I primi anni e l’inizio della carriera

Giovanni Corridori nacque il 27 Settembre 1868 a Pomponesco, in provincia di Mantova, da Angelo e Matilde Riva. Allievo della scuola militare di Milano, dal 1881 al 1885, fu successivamente ammesso alla scuola militare di Modena. Al termine del suo percorso formativo fu nominato sottotenente il 6 agosto 1888 ed assegnato al 73° reggimento di fanteria di stanza ad Ivrea. Rimase in tale reparto per qualche anno, venendo promosso al grado di tenente nel 1892. Tre anni dopo, nel febbraio 1895, fu trasferito in Eritrea.

L’Eritrea, da Adua ad Adigrat

Raggiunto il corno d’Africa fu aggregato al 1° battaglione fanteria Africa comandato dal maggiore Rodolfo Valli. Arrivato in colonia egli fu trasferito il 16 gennaio 1896 al 5° battaglione fanteria indigena[1]. Egli non partecipò alla battaglia di Adua, in quanto il suo battaglione era stato mandato da Baratieri a coprire una possibile via di invasione della Colonia Eritrea da Adua[2], riuscendo così a mettersi in salvo a seguito della rovinosa disfatta[1].

+--

Compiti scritti:
• A. Come riassumeresti in due frasi il testo su Giovanni Corridori?
• B. Prosegui il testo su Giovanni Corridori dopo la sua ultima frase.

Sezione dati:
+--

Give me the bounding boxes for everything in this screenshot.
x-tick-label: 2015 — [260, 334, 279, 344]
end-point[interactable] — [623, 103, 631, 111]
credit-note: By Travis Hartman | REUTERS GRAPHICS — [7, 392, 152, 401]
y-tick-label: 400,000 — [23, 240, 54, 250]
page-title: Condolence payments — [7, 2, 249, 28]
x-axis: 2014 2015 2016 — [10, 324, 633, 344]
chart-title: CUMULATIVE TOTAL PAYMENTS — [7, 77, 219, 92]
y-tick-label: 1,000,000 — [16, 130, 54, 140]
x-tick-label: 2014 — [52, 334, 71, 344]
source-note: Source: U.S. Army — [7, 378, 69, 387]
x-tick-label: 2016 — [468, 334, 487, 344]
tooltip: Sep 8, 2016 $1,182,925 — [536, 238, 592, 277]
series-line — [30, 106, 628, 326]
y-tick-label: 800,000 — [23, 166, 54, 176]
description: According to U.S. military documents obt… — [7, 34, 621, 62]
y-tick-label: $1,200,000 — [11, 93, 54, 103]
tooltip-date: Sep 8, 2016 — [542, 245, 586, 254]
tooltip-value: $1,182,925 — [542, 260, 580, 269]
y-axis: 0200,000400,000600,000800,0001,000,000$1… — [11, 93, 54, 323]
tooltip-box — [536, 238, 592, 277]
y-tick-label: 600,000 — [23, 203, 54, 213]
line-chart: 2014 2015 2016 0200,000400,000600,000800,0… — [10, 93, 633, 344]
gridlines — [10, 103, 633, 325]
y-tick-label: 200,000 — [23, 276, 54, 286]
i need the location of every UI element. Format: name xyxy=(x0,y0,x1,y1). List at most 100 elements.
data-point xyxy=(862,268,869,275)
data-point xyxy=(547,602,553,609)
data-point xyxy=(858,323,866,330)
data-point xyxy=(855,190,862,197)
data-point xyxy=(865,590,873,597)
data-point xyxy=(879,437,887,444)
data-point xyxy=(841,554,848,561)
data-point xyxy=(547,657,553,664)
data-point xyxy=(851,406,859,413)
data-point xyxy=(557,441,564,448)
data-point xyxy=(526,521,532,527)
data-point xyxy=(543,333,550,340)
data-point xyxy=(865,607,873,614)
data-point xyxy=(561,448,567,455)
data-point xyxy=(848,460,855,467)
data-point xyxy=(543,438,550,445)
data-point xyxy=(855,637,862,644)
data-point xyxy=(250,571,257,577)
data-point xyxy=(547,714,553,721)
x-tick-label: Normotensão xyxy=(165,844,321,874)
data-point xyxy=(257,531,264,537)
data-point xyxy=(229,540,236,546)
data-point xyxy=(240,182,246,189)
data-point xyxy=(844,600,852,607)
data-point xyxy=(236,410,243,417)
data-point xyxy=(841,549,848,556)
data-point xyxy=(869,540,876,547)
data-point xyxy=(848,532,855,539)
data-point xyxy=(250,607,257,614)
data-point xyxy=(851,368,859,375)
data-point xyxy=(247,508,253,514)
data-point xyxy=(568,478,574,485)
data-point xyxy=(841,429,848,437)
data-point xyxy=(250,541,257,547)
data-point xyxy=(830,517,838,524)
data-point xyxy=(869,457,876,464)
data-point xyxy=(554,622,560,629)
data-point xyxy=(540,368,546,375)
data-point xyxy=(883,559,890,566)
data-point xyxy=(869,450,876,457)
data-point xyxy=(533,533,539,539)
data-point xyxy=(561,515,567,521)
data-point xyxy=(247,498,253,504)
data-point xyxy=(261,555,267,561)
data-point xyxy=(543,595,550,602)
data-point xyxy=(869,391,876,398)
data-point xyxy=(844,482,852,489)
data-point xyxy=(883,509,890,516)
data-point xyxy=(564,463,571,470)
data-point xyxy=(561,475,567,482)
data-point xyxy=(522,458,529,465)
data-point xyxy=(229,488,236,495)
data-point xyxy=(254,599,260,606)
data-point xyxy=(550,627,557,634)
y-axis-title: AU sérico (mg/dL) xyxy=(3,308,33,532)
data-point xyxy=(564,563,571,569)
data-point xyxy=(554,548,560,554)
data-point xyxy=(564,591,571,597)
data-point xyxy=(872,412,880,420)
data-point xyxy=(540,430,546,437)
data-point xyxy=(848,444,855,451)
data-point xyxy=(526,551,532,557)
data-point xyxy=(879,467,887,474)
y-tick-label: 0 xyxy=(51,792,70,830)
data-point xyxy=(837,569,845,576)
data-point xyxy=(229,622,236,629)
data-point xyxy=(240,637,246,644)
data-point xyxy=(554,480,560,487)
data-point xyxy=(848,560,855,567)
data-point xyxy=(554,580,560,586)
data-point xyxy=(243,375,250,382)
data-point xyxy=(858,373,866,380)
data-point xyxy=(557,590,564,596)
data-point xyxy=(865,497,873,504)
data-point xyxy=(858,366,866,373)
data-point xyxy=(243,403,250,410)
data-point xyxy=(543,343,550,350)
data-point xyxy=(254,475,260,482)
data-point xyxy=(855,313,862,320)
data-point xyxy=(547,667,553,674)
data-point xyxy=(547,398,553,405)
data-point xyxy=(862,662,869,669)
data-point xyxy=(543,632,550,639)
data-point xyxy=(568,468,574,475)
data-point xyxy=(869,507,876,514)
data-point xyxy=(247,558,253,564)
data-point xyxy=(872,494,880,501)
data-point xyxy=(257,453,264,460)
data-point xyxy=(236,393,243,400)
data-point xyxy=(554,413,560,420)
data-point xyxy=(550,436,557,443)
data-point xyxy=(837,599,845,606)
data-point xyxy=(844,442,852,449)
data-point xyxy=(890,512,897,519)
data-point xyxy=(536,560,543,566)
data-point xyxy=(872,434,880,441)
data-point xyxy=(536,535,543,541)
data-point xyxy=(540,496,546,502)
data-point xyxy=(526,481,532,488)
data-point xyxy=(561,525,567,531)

+--

Risultati dell'esercizio:
• A. Giovanni Corridori, nato a Pomponesco il 27 settembre 1868, frequentò le scuole militari di Milano e di Modena, fu nominato sottotenente nel 1888 nel 73° reggimento di fanteria di stanza a Ivrea e fu promosso tenente nel 1892. Trasferito in Eritrea nel febbraio 1895, passò il 16 gennaio 1896 al 5° battaglione fanteria indigena e non prese parte alla battaglia di Adua, perché Baratieri aveva mandato il suo battaglione a coprire una possibile via d'invasione della colonia.

• B.
Gli sbandati di Adua tornano ad Asmara, Illustrazione Italiana n.17, 26 aprile 1896

Nonostante questo egli si rese realmente protagonista nei successivi scontri. Passato al 1° indigeni, si distinse particolarmente nella serie di eventi che portarono alla liberazione di Adigrat, assediata da ormai quasi due mesi. Le truppe del generale Baldissera, circa 17000 uomini, dopo una serie di scontri armati riuscirono a liberare la guarnigione del forte ed i numerosi feriti che si trovavano all’interno. Durante la marcia, le truppe indigene del colonnello Stevani (1°,2°,5° indigeni, 3° bersaglieri e la batteria indigeni), destinate alla protezione del fianco sinistro della colonna, furono continuamente tormentate dal fuoco delle truppe ribelli del Ras Sebath, coadiuvate dai paesani che insorsero contro gli italiani. Il comandante della colonna decise quindi di attaccare l’abitato di Debra Matzo, nel quale secondo gli informatori si era concentrato il Ras con i suoi armati, in modo tale di assicurare le retrovie della spedizione. Il movimento, iniziato nella mattinata del 7 maggio, fu ostacolato da un ostinato fuoco di fucileria, e quando si riuscì a raggiungere l’abitato lo si ritrovò ormai abbandonato. Vista la difficile situazione Stefani decise di mandare la 2ª compagnia del 1° indigeni in avanscoperta. Corridori quindi si mise a capo della sua centuria ed incominciò a risalire il ciglione posto a sud dell’abitato. Ma proprio nel momento in cui Giovanni ed i suoi ascari giunsero sulla sommità di essa furono accolti da un fuoco intenso di fucileria. Deciso a scacciarli e disperderli egli si lanciò all’assalto. La risolutezza e la disciplina degli ascari, unita alla loro posizione di partenza sopraelevata, assicurarono una rapida vittoria contro i ribelli di Ras Sebath che andarono in rotta, lasciando tra le mani degli italiani 250 capi di bestiame.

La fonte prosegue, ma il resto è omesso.